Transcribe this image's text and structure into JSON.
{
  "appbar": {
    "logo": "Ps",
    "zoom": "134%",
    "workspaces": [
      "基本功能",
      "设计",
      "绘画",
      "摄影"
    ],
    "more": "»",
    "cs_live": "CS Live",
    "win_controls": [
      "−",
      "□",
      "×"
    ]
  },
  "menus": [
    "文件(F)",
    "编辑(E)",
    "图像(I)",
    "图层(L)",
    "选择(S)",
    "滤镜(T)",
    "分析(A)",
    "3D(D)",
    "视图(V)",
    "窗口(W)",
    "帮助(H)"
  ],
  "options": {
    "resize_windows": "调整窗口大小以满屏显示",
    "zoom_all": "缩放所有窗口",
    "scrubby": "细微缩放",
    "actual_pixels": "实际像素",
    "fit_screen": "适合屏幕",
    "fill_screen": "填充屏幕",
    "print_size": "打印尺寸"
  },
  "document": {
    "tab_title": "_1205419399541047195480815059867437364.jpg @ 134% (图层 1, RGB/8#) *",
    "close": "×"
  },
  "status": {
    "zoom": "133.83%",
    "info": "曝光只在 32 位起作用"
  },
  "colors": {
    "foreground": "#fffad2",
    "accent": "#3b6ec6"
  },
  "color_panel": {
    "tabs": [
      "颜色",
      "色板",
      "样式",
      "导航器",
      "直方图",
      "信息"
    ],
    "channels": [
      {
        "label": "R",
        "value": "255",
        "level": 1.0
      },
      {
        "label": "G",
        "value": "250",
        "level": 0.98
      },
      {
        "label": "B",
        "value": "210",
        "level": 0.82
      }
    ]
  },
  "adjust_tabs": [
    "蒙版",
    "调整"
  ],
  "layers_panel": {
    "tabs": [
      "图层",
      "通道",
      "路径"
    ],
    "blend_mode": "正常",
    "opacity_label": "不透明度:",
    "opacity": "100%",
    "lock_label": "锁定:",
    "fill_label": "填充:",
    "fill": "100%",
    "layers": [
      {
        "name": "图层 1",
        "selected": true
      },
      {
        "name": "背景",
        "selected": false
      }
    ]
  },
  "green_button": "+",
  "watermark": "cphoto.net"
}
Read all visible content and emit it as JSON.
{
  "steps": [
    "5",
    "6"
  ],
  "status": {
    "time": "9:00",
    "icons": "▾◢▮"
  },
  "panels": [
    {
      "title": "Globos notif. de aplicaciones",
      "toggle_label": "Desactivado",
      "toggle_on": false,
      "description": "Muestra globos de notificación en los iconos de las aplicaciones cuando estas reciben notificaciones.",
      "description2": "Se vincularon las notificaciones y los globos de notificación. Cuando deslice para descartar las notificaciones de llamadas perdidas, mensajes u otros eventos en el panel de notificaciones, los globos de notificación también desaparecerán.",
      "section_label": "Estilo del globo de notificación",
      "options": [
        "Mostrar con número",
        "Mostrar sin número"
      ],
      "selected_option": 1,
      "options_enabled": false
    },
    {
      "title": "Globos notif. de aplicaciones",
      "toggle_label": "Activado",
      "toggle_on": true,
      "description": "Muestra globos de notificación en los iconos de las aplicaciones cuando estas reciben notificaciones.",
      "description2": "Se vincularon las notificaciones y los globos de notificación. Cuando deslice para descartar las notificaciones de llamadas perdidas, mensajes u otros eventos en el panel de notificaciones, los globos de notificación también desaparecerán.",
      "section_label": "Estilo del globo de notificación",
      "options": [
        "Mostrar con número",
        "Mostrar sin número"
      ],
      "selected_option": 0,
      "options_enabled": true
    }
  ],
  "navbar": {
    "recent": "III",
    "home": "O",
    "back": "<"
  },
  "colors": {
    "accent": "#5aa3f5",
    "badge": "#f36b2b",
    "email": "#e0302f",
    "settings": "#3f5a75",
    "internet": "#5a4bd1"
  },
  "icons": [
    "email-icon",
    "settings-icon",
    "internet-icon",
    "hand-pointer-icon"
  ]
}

● ● ● ● ● ● ●

#### PROBLEM DESCRIPTION:
Take the line holding "Read all visible content and emit it as JSON." and all lines after it through the end of the data, and set them down exactly.

#### RESPONSE:
Read all visible content and emit it as JSON.
{
  "steps": [
    "5",
    "6"
  ],
  "status": {
    "time": "9:00",
    "icons": "▾◢▮"
  },
  "panels": [
    {
      "title": "Globos notif. de aplicaciones",
      "toggle_label": "Desactivado",
      "toggle_on": false,
      "description": "Muestra globos de notificación en los iconos de las aplicaciones cuando estas reciben notificaciones.",
      "description2": "Se vincularon las notificaciones y los globos de notificación. Cuando deslice para descartar las notificaciones de llamadas perdidas, mensajes u otros eventos en el panel de notificaciones, los globos de notificación también desaparecerán.",
      "section_label": "Estilo del globo de notificación",
      "options": [
        "Mostrar con número",
        "Mostrar sin número"
      ],
      "selected_option": 1,
      "options_enabled": false
    },
    {
      "title": "Globos notif. de aplicaciones",
      "toggle_label": "Activado",
      "toggle_on": true,
      "description": "Muestra globos de notificación en los iconos de las aplicaciones cuando estas reciben notificaciones.",
      "description2": "Se vincularon las notificaciones y los globos de notificación. Cuando deslice para descartar las notificaciones de llamadas perdidas, mensajes u otros eventos en el panel de notificaciones, los globos de notificación también desaparecerán.",
      "section_label": "Estilo del globo de notificación",
      "options": [
        "Mostrar con número",
        "Mostrar sin número"
      ],
      "selected_option": 0,
      "options_enabled": true
    }
  ],
  "navbar": {
    "recent": "III",
    "home": "O",
    "back": "<"
  },
  "colors": {
    "accent": "#5aa3f5",
    "badge": "#f36b2b",
    "email": "#e0302f",
    "settings": "#3f5a75",
    "internet": "#5a4bd1"
  },
  "icons": [
    "email-icon",
    "settings-icon",
    "internet-icon",
    "hand-pointer-icon"
  ]
}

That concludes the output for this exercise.